■ The problem ■
The pictures stay out; all of the data is to be printed exactly.

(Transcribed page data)
• • • • • • •

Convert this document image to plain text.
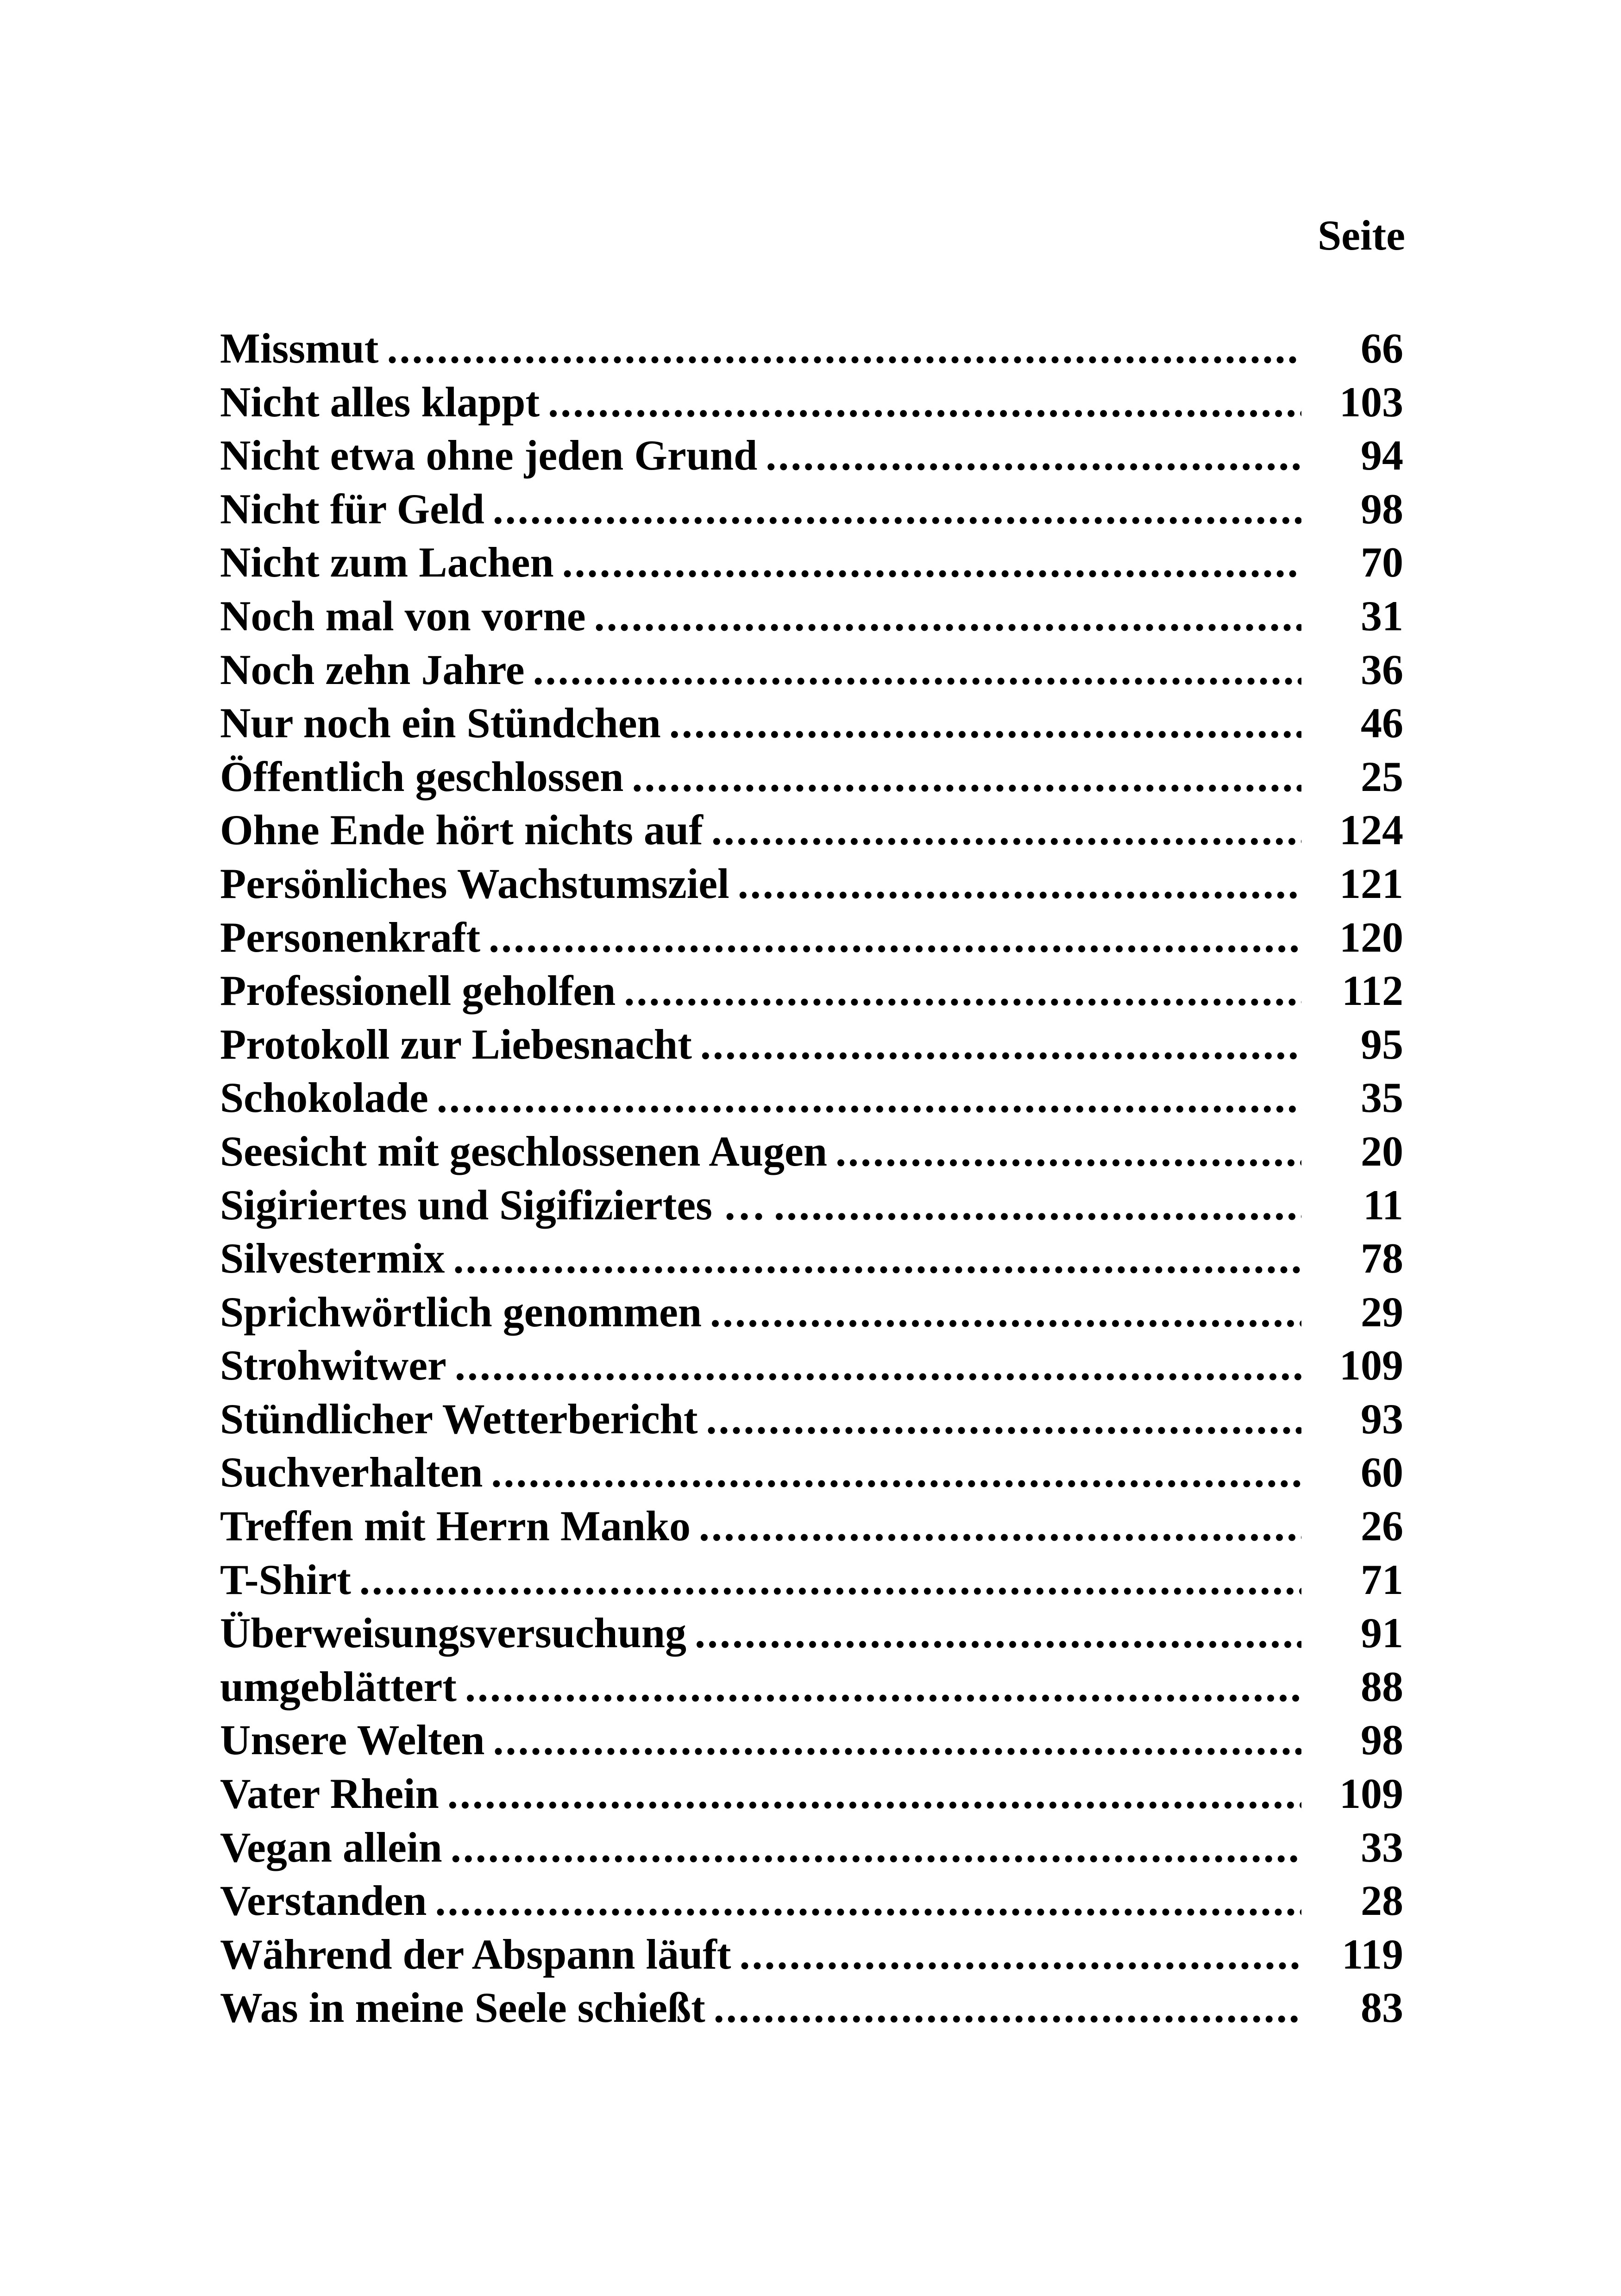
Seite
Missmut .....	66
Nicht alles klappt .....	103
Nicht etwa ohne jeden Grund .....	94
Nicht für Geld .....	98
Nicht zum Lachen .....	70
Noch mal von vorne .....	31
Noch zehn Jahre .....	36
Nur noch ein Stündchen .....	46
Öffentlich geschlossen .....	25
Ohne Ende hört nichts auf .....	124
Persönliches Wachstumsziel .....	121
Personenkraft .....	120
Professionell geholfen .....	112
Protokoll zur Liebesnacht .....	95
Schokolade .....	35
Seesicht mit geschlossenen Augen .....	20
Sigiriertes und Sigifiziertes … .....	11
Silvestermix .....	78
Sprichwörtlich genommen .....	29
Strohwitwer .....	109
Stündlicher Wetterbericht .....	93
Suchverhalten .....	60
Treffen mit Herrn Manko .....	26
T-Shirt .....	71
Überweisungsversuchung .....	91
umgeblättert .....	88
Unsere Welten .....	98
Vater Rhein .....	109
Vegan allein .....	33
Verstanden .....	28
Während der Abspann läuft .....	119
Was in meine Seele schießt .....	83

• • • • • • •

■ Finished task ■
Convert this document image to plain text.
Seite
Missmut .....	66
Nicht alles klappt .....	103
Nicht etwa ohne jeden Grund .....	94
Nicht für Geld .....	98
Nicht zum Lachen .....	70
Noch mal von vorne .....	31
Noch zehn Jahre .....	36
Nur noch ein Stündchen .....	46
Öffentlich geschlossen .....	25
Ohne Ende hört nichts auf .....	124
Persönliches Wachstumsziel .....	121
Personenkraft .....	120
Professionell geholfen .....	112
Protokoll zur Liebesnacht .....	95
Schokolade .....	35
Seesicht mit geschlossenen Augen .....	20
Sigiriertes und Sigifiziertes … .....	11
Silvestermix .....	78
Sprichwörtlich genommen .....	29
Strohwitwer .....	109
Stündlicher Wetterbericht .....	93
Suchverhalten .....	60
Treffen mit Herrn Manko .....	26
T-Shirt .....	71
Überweisungsversuchung .....	91
umgeblättert .....	88
Unsere Welten .....	98
Vater Rhein .....	109
Vegan allein .....	33
Verstanden .....	28
Während der Abspann läuft .....	119
Was in meine Seele schießt .....	83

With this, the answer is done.